Text:
::::::::
NetHope is a non-profit global collaboration between international NGOs seeking to use information and communication technologies as a force for good. They make a device called the NetReliefKit -- shown to the right -- which can best be thought of as "communications hub in a box" for NGOs in the field. Rugged, it can provide both voice communication and Internet links via satellite, and can be powered by a car battery. It has built-in WiFi, making it possible for a single NRK to serve an entire facility.
NRKs are designed specifically for use by NGOs engaged in disaster relief efforts, and will be deployed in in the tsunami zone starting next week, starting with Banda Aceh in Indonesia, then in Cuddalore and Andaman in India, then Ampara and Mullattivu in Sri Lanka. This deployment is a joint project of NetHope, Cisco, CGNET and Inmarsat. NetHope has been testing the NRK in the field -- they were used in relief efforts in response to the earthquake in Bam, Iran -- and the FAQ document (PDF) reflects something of their work-in-progress.
Red Herring has an interesting article on the use of wireless and satellite technology as a tool for disaster relief:
“A satellite signal is particularly useful in a desperate situation,” says Julie Ask, a senior analyst with Jupiter Research. Ms. Ask says that using a satellite signal to create a core to a wireless network, and then deploying wi-fi access or extending the range through a mesh network, would be an ideal way to get information infrastructure to residents and first responders. Users could access the wi-fi connection for VoIP or data services, and because of the high bandwidth, the network could move data-rich content like maps of the terrain, schematics of buildings, or satellite photos of the landscape.
::::::::
(Source records)
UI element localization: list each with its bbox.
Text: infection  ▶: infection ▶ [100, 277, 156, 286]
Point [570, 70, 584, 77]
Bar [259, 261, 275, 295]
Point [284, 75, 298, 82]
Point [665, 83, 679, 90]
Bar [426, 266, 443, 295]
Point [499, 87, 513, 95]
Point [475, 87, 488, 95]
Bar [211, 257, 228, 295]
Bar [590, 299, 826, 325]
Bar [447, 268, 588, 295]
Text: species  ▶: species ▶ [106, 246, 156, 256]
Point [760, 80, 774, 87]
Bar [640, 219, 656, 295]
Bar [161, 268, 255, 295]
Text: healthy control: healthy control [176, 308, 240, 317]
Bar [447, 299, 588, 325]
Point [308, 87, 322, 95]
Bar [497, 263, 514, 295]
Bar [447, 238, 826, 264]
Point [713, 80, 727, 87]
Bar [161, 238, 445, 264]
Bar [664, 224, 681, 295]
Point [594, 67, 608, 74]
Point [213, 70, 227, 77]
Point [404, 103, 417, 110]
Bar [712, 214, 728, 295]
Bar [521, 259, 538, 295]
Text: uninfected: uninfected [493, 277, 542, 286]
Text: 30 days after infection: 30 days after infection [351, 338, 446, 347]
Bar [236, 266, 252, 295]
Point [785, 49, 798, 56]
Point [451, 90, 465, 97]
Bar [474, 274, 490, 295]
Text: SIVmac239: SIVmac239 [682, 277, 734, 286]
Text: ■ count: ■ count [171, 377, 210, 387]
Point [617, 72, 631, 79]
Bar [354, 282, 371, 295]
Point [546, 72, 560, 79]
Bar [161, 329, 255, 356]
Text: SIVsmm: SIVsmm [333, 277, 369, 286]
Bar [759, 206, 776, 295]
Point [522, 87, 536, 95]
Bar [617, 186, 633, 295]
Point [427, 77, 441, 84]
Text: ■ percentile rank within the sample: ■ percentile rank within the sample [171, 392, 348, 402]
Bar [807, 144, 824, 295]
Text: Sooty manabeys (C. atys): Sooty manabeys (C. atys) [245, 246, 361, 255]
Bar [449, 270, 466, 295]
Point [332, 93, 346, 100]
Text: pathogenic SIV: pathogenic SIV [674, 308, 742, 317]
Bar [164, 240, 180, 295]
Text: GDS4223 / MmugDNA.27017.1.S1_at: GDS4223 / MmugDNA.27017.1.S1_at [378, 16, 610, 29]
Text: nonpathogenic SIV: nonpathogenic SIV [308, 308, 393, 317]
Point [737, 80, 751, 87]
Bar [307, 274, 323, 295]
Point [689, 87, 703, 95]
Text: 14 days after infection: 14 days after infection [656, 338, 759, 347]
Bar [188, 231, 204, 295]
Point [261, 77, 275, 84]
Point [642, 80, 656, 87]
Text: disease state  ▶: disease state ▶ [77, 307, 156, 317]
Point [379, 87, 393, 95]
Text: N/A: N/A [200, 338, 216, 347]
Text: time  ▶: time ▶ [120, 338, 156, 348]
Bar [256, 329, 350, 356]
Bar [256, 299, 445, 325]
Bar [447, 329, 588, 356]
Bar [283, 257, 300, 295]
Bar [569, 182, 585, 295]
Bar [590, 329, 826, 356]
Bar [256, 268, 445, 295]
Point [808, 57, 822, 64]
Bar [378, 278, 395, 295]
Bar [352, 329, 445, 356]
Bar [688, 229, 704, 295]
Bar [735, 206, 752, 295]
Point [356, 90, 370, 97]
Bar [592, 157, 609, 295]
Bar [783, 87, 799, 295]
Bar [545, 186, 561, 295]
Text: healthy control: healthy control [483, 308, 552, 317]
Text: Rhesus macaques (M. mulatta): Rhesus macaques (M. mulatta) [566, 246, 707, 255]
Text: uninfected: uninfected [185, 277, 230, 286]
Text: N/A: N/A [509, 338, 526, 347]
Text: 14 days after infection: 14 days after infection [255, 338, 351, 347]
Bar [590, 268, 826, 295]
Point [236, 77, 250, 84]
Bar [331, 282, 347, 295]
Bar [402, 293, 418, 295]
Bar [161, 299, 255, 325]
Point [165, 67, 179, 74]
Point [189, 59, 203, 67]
::::::::
Brief: In the text about the NetReliefKit, what can be used to power the device?

Response for this exercise: A car battery.